Records from a data collection
________________________________________

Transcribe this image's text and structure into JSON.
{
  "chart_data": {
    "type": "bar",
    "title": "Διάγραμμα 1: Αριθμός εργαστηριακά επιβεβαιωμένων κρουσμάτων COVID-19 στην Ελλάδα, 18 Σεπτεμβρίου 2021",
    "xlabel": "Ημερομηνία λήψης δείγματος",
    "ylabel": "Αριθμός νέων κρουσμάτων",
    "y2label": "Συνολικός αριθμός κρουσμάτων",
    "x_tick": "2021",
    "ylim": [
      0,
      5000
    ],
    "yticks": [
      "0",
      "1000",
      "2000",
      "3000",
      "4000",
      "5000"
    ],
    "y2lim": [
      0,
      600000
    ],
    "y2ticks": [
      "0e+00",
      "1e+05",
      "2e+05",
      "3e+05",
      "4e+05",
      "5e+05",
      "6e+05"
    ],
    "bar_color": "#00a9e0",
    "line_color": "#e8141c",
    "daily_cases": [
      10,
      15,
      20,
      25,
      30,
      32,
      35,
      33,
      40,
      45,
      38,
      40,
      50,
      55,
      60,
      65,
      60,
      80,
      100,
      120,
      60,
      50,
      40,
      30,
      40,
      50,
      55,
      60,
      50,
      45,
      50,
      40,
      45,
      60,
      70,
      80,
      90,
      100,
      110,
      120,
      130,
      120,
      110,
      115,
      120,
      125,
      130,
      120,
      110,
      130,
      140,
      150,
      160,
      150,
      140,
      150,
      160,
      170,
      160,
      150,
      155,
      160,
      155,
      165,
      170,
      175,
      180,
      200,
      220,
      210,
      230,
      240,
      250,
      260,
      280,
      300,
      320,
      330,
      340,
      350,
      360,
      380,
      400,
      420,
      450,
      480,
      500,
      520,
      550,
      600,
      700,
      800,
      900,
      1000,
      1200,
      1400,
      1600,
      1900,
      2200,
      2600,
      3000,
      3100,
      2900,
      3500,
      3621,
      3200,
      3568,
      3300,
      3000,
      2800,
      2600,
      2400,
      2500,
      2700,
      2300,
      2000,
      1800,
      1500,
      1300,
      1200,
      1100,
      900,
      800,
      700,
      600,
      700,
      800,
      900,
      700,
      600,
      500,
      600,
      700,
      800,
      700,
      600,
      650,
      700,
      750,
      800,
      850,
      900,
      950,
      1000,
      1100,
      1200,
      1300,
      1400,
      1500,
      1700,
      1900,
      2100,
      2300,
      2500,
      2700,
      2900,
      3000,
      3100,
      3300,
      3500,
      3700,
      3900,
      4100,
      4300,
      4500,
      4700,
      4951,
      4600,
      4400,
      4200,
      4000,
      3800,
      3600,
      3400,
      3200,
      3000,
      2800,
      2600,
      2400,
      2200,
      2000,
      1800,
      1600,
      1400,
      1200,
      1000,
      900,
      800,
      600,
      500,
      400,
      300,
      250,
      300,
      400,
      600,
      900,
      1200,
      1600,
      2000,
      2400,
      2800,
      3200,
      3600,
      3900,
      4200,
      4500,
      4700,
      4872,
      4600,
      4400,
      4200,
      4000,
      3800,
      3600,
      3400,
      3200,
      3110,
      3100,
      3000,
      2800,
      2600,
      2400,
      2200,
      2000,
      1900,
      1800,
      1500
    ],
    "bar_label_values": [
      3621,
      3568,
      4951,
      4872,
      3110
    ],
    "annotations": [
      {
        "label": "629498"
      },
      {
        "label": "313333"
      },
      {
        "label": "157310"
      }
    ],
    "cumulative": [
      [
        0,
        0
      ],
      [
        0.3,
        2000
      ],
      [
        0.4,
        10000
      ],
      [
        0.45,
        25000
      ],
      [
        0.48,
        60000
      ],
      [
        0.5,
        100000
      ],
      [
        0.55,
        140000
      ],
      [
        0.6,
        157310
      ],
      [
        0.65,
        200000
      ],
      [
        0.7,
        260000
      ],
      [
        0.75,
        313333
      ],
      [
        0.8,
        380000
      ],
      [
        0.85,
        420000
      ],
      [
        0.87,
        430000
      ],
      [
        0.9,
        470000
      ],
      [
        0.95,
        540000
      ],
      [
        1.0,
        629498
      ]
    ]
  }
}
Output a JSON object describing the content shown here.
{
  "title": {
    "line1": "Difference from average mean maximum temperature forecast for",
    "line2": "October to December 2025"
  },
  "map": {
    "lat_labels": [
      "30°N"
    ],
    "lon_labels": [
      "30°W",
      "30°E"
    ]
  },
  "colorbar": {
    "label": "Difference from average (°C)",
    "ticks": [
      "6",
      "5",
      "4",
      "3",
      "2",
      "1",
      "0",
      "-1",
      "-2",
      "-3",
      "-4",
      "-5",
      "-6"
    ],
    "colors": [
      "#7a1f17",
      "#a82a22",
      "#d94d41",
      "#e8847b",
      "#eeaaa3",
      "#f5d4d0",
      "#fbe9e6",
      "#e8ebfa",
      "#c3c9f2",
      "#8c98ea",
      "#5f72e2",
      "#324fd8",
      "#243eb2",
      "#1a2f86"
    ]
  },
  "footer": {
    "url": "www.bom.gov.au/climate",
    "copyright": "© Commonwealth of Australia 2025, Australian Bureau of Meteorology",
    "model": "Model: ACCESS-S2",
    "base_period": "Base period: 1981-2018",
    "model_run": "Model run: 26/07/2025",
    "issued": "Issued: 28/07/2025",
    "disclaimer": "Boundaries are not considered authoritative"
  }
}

________________________________________

# [Goal of the exercise]
Reply with only the number of lines in the material above where the string "Difference" appears.

# [Answer in full]
2